▶ What this task involves: Pick out the lines below that include the string "transfer".

(Figure data in JSON)

▼

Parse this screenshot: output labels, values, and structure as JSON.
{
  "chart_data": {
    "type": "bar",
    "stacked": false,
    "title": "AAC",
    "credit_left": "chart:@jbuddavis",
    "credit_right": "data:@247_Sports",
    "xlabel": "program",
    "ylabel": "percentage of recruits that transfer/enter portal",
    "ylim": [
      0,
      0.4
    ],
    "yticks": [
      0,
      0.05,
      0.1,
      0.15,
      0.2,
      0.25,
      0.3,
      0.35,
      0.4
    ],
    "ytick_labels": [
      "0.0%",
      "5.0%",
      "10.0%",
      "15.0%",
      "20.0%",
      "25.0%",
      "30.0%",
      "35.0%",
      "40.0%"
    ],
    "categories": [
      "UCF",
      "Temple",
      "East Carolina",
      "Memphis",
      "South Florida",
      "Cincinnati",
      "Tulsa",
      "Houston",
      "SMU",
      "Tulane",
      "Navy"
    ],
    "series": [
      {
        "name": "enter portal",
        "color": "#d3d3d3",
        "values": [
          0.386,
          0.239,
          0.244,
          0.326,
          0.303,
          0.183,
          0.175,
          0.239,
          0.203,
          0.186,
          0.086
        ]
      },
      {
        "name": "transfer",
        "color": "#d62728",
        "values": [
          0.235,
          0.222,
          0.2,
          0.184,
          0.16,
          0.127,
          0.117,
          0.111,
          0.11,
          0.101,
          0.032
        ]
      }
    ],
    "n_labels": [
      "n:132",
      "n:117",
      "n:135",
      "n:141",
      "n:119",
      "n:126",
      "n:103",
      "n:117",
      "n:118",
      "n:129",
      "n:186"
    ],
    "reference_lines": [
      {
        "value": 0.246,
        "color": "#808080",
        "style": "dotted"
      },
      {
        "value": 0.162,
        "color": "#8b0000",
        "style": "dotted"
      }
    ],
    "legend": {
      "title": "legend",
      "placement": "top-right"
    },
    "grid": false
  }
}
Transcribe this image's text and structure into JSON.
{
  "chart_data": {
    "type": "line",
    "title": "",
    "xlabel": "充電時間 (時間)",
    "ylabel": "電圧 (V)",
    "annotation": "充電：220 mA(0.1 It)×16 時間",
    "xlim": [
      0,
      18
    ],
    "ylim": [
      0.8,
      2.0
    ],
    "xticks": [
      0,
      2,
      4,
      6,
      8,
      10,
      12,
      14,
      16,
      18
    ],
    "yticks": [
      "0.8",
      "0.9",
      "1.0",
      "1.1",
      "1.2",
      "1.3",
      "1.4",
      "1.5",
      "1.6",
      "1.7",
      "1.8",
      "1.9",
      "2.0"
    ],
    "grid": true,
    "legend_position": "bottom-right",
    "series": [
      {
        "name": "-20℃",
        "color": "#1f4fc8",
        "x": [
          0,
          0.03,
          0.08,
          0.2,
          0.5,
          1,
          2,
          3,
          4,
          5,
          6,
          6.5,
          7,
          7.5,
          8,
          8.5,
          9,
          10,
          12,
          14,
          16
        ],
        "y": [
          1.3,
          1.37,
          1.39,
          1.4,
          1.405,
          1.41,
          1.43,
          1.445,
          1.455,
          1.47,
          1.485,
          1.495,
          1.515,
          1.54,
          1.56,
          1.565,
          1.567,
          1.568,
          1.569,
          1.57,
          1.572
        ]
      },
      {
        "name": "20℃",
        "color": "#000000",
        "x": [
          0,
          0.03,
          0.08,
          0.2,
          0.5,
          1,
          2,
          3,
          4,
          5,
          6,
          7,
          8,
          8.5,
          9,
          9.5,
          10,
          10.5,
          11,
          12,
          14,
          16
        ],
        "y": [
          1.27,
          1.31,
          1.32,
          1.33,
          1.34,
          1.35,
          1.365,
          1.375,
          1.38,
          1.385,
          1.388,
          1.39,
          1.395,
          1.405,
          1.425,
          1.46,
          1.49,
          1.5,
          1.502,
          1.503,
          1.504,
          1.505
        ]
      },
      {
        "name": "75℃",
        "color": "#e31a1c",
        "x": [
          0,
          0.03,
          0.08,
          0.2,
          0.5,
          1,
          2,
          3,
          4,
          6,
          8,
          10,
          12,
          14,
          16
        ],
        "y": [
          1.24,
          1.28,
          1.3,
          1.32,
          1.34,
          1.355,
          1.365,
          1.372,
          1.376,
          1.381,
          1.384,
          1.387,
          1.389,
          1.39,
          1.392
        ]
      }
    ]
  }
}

▲

▶ Result of this exercise:
    "ylabel": "percentage of recruits that transfer/enter portal",
        "name": "transfer",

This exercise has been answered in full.